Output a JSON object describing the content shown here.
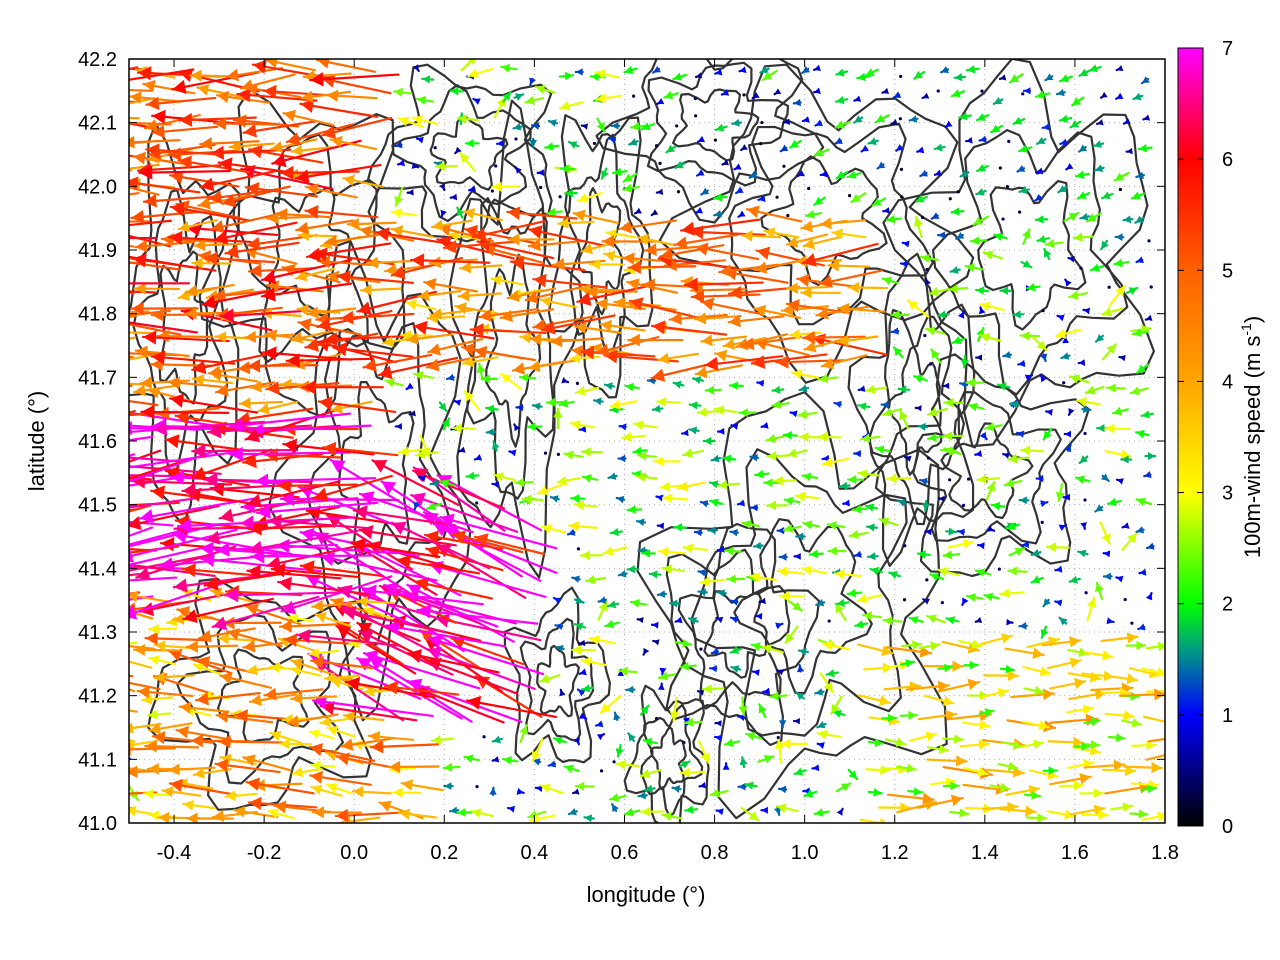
{
  "chart_data": {
    "type": "vector-field",
    "xlabel": "longitude (°)",
    "ylabel": "latitude (°)",
    "xlim": [
      -0.5,
      1.8
    ],
    "ylim": [
      41.0,
      42.2
    ],
    "xticks": [
      "-0.4",
      "-0.2",
      "0.0",
      "0.2",
      "0.4",
      "0.6",
      "0.8",
      "1.0",
      "1.2",
      "1.4",
      "1.6",
      "1.8"
    ],
    "xtick_values": [
      -0.4,
      -0.2,
      0.0,
      0.2,
      0.4,
      0.6,
      0.8,
      1.0,
      1.2,
      1.4,
      1.6,
      1.8
    ],
    "yticks": [
      "41.0",
      "41.1",
      "41.2",
      "41.3",
      "41.4",
      "41.5",
      "41.6",
      "41.7",
      "41.8",
      "41.9",
      "42.0",
      "42.1",
      "42.2"
    ],
    "ytick_values": [
      41.0,
      41.1,
      41.2,
      41.3,
      41.4,
      41.5,
      41.6,
      41.7,
      41.8,
      41.9,
      42.0,
      42.1,
      42.2
    ],
    "grid": true,
    "colorbar": {
      "label": "100m-wind speed (m s",
      "label_superscript": "-1",
      "label_suffix": ")",
      "range": [
        0,
        7
      ],
      "ticks": [
        "0",
        "1",
        "2",
        "3",
        "4",
        "5",
        "6",
        "7"
      ],
      "tick_values": [
        0,
        1,
        2,
        3,
        4,
        5,
        6,
        7
      ],
      "stops": [
        {
          "value": 0,
          "color": "#000000"
        },
        {
          "value": 1,
          "color": "#0000ff"
        },
        {
          "value": 1.6,
          "color": "#009f7f"
        },
        {
          "value": 2,
          "color": "#00ff00"
        },
        {
          "value": 3,
          "color": "#ffff00"
        },
        {
          "value": 4,
          "color": "#ffa500"
        },
        {
          "value": 5,
          "color": "#ff6000"
        },
        {
          "value": 6,
          "color": "#ff0000"
        },
        {
          "value": 7,
          "color": "#ff00ff"
        }
      ]
    },
    "wind_regions": [
      {
        "lon": [
          -0.5,
          0.1
        ],
        "lat": [
          41.35,
          41.65
        ],
        "speed": 6.6,
        "dir_deg": 185
      },
      {
        "lon": [
          0.1,
          0.45
        ],
        "lat": [
          41.15,
          41.5
        ],
        "speed": 6.5,
        "dir_deg": 160
      },
      {
        "lon": [
          -0.5,
          0.1
        ],
        "lat": [
          41.65,
          42.2
        ],
        "speed": 5.0,
        "dir_deg": 180
      },
      {
        "lon": [
          0.1,
          1.2
        ],
        "lat": [
          41.7,
          41.95
        ],
        "speed": 4.5,
        "dir_deg": 180
      },
      {
        "lon": [
          -0.5,
          0.2
        ],
        "lat": [
          41.0,
          41.35
        ],
        "speed": 4.0,
        "dir_deg": 175
      },
      {
        "lon": [
          1.1,
          1.8
        ],
        "lat": [
          41.0,
          41.3
        ],
        "speed": 3.2,
        "dir_deg": 0
      },
      {
        "lon": [
          0.5,
          1.2
        ],
        "lat": [
          41.35,
          41.7
        ],
        "speed": 2.0,
        "dir_deg": 180
      },
      {
        "lon": [
          0.6,
          1.8
        ],
        "lat": [
          41.95,
          42.2
        ],
        "speed": 1.2,
        "dir_deg": 200
      }
    ],
    "wind_samples": [
      {
        "lon": -0.45,
        "lat": 42.15,
        "speed": 4.8,
        "dir": 178
      },
      {
        "lon": -0.3,
        "lat": 42.05,
        "speed": 5.4,
        "dir": 176
      },
      {
        "lon": 0.3,
        "lat": 41.88,
        "speed": 5.6,
        "dir": 178
      },
      {
        "lon": 0.9,
        "lat": 41.83,
        "speed": 5.2,
        "dir": 182
      },
      {
        "lon": -0.2,
        "lat": 41.63,
        "speed": 6.7,
        "dir": 184
      },
      {
        "lon": 0.0,
        "lat": 41.48,
        "speed": 6.8,
        "dir": 183
      },
      {
        "lon": 0.3,
        "lat": 41.4,
        "speed": 6.6,
        "dir": 155
      },
      {
        "lon": 0.2,
        "lat": 41.3,
        "speed": 6.5,
        "dir": 168
      },
      {
        "lon": 0.8,
        "lat": 41.6,
        "speed": 1.8,
        "dir": 180
      },
      {
        "lon": 1.0,
        "lat": 41.45,
        "speed": 1.5,
        "dir": 180
      },
      {
        "lon": 1.6,
        "lat": 41.12,
        "speed": 2.2,
        "dir": 0
      },
      {
        "lon": 1.7,
        "lat": 41.2,
        "speed": 4.2,
        "dir": 2
      },
      {
        "lon": 1.2,
        "lat": 42.1,
        "speed": 0.5,
        "dir": 200
      },
      {
        "lon": 1.5,
        "lat": 42.15,
        "speed": 1.1,
        "dir": 180
      }
    ]
  }
}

--------------------------------------------------

▶ _Work to be completed_
Above are records with pictures; repeat the records exactly and leave the pictures out.

▶ _Answer to the task_
Output a JSON object describing the content shown here.
{
  "chart_data": {
    "type": "vector-field",
    "xlabel": "longitude (°)",
    "ylabel": "latitude (°)",
    "xlim": [
      -0.5,
      1.8
    ],
    "ylim": [
      41.0,
      42.2
    ],
    "xticks": [
      "-0.4",
      "-0.2",
      "0.0",
      "0.2",
      "0.4",
      "0.6",
      "0.8",
      "1.0",
      "1.2",
      "1.4",
      "1.6",
      "1.8"
    ],
    "xtick_values": [
      -0.4,
      -0.2,
      0.0,
      0.2,
      0.4,
      0.6,
      0.8,
      1.0,
      1.2,
      1.4,
      1.6,
      1.8
    ],
    "yticks": [
      "41.0",
      "41.1",
      "41.2",
      "41.3",
      "41.4",
      "41.5",
      "41.6",
      "41.7",
      "41.8",
      "41.9",
      "42.0",
      "42.1",
      "42.2"
    ],
    "ytick_values": [
      41.0,
      41.1,
      41.2,
      41.3,
      41.4,
      41.5,
      41.6,
      41.7,
      41.8,
      41.9,
      42.0,
      42.1,
      42.2
    ],
    "grid": true,
    "colorbar": {
      "label": "100m-wind speed (m s",
      "label_superscript": "-1",
      "label_suffix": ")",
      "range": [
        0,
        7
      ],
      "ticks": [
        "0",
        "1",
        "2",
        "3",
        "4",
        "5",
        "6",
        "7"
      ],
      "tick_values": [
        0,
        1,
        2,
        3,
        4,
        5,
        6,
        7
      ],
      "stops": [
        {
          "value": 0,
          "color": "#000000"
        },
        {
          "value": 1,
          "color": "#0000ff"
        },
        {
          "value": 1.6,
          "color": "#009f7f"
        },
        {
          "value": 2,
          "color": "#00ff00"
        },
        {
          "value": 3,
          "color": "#ffff00"
        },
        {
          "value": 4,
          "color": "#ffa500"
        },
        {
          "value": 5,
          "color": "#ff6000"
        },
        {
          "value": 6,
          "color": "#ff0000"
        },
        {
          "value": 7,
          "color": "#ff00ff"
        }
      ]
    },
    "wind_regions": [
      {
        "lon": [
          -0.5,
          0.1
        ],
        "lat": [
          41.35,
          41.65
        ],
        "speed": 6.6,
        "dir_deg": 185
      },
      {
        "lon": [
          0.1,
          0.45
        ],
        "lat": [
          41.15,
          41.5
        ],
        "speed": 6.5,
        "dir_deg": 160
      },
      {
        "lon": [
          -0.5,
          0.1
        ],
        "lat": [
          41.65,
          42.2
        ],
        "speed": 5.0,
        "dir_deg": 180
      },
      {
        "lon": [
          0.1,
          1.2
        ],
        "lat": [
          41.7,
          41.95
        ],
        "speed": 4.5,
        "dir_deg": 180
      },
      {
        "lon": [
          -0.5,
          0.2
        ],
        "lat": [
          41.0,
          41.35
        ],
        "speed": 4.0,
        "dir_deg": 175
      },
      {
        "lon": [
          1.1,
          1.8
        ],
        "lat": [
          41.0,
          41.3
        ],
        "speed": 3.2,
        "dir_deg": 0
      },
      {
        "lon": [
          0.5,
          1.2
        ],
        "lat": [
          41.35,
          41.7
        ],
        "speed": 2.0,
        "dir_deg": 180
      },
      {
        "lon": [
          0.6,
          1.8
        ],
        "lat": [
          41.95,
          42.2
        ],
        "speed": 1.2,
        "dir_deg": 200
      }
    ],
    "wind_samples": [
      {
        "lon": -0.45,
        "lat": 42.15,
        "speed": 4.8,
        "dir": 178
      },
      {
        "lon": -0.3,
        "lat": 42.05,
        "speed": 5.4,
        "dir": 176
      },
      {
        "lon": 0.3,
        "lat": 41.88,
        "speed": 5.6,
        "dir": 178
      },
      {
        "lon": 0.9,
        "lat": 41.83,
        "speed": 5.2,
        "dir": 182
      },
      {
        "lon": -0.2,
        "lat": 41.63,
        "speed": 6.7,
        "dir": 184
      },
      {
        "lon": 0.0,
        "lat": 41.48,
        "speed": 6.8,
        "dir": 183
      },
      {
        "lon": 0.3,
        "lat": 41.4,
        "speed": 6.6,
        "dir": 155
      },
      {
        "lon": 0.2,
        "lat": 41.3,
        "speed": 6.5,
        "dir": 168
      },
      {
        "lon": 0.8,
        "lat": 41.6,
        "speed": 1.8,
        "dir": 180
      },
      {
        "lon": 1.0,
        "lat": 41.45,
        "speed": 1.5,
        "dir": 180
      },
      {
        "lon": 1.6,
        "lat": 41.12,
        "speed": 2.2,
        "dir": 0
      },
      {
        "lon": 1.7,
        "lat": 41.2,
        "speed": 4.2,
        "dir": 2
      },
      {
        "lon": 1.2,
        "lat": 42.1,
        "speed": 0.5,
        "dir": 200
      },
      {
        "lon": 1.5,
        "lat": 42.15,
        "speed": 1.1,
        "dir": 180
      }
    ]
  }
}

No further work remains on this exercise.